THE REQUEST
Single out the lines that include the word "title". Copy them.

Stored data entries:

--------

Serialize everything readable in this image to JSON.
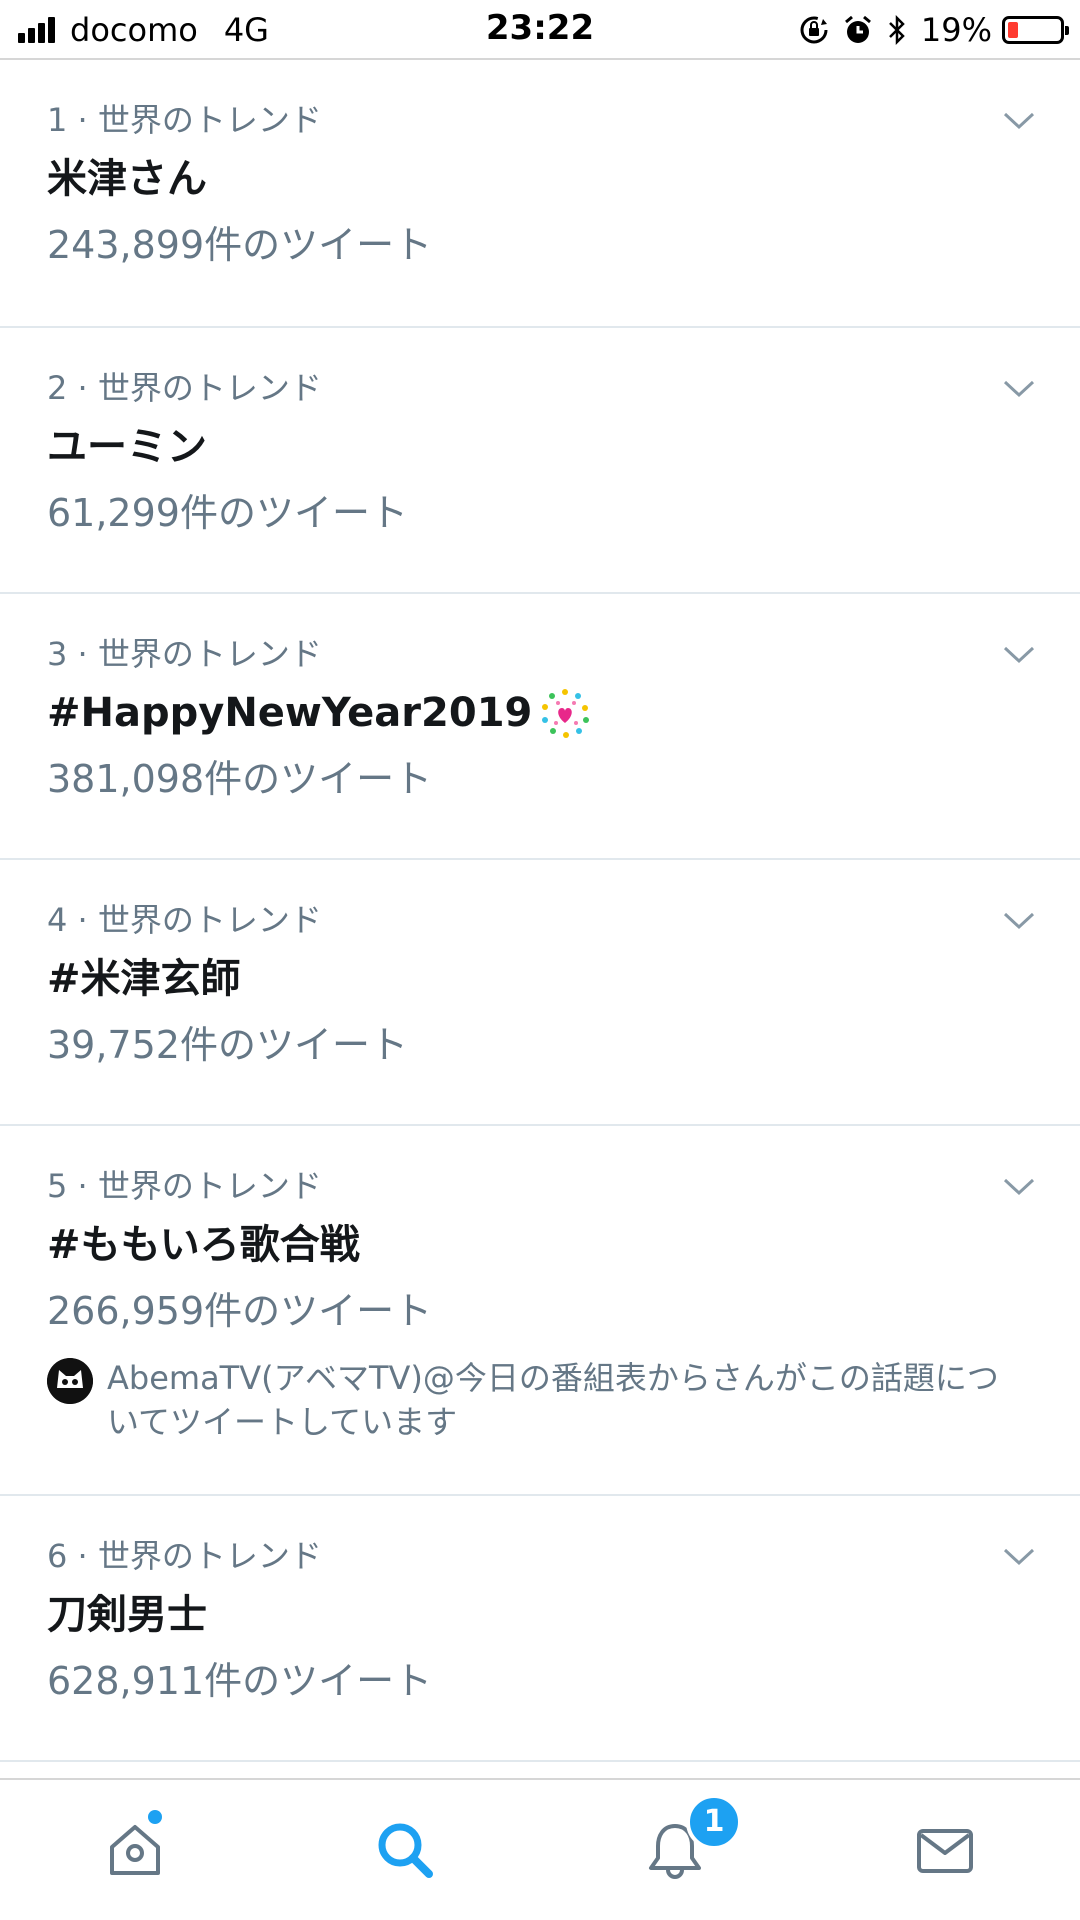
{
  "status_bar": {
    "carrier": "docomo",
    "network": "4G",
    "time": "23:22",
    "battery_percent": "19%",
    "battery_level": 0.19,
    "icons": [
      "signal-icon",
      "orientation-lock-icon",
      "alarm-icon",
      "bluetooth-icon",
      "battery-icon"
    ]
  },
  "trends": [
    {
      "meta": "1 · 世界のトレンド",
      "title": "米津さん",
      "count": "243,899件のツイート"
    },
    {
      "meta": "2 · 世界のトレンド",
      "title": "ユーミン",
      "count": "61,299件のツイート"
    },
    {
      "meta": "3 · 世界のトレンド",
      "title": "#HappyNewYear2019",
      "count": "381,098件のツイート",
      "emoji": "sparkling-heart-fireworks-icon"
    },
    {
      "meta": "4 · 世界のトレンド",
      "title": "#米津玄師",
      "count": "39,752件のツイート"
    },
    {
      "meta": "5 · 世界のトレンド",
      "title": "#ももいろ歌合戦",
      "count": "266,959件のツイート",
      "context": "AbemaTV(アベマTV)@今日の番組表からさんがこの話題についてツイートしています"
    },
    {
      "meta": "6 · 世界のトレンド",
      "title": "刀剣男士",
      "count": "628,911件のツイート"
    }
  ],
  "tab_bar": {
    "items": [
      "home-icon",
      "search-icon",
      "notifications-icon",
      "messages-icon"
    ],
    "active": "search",
    "notification_badge": "1"
  },
  "colors": {
    "accent": "#1da1f2",
    "secondary_text": "#657786",
    "primary_text": "#14171a",
    "divider": "#e1e8ed",
    "battery_low": "#ff3b30"
  }
}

--------

SOLUTION
      "title": "米津さん",
      "title": "ユーミン",
      "title": "#HappyNewYear2019",
      "title": "#米津玄師",
      "title": "#ももいろ歌合戦",
      "title": "刀剣男士",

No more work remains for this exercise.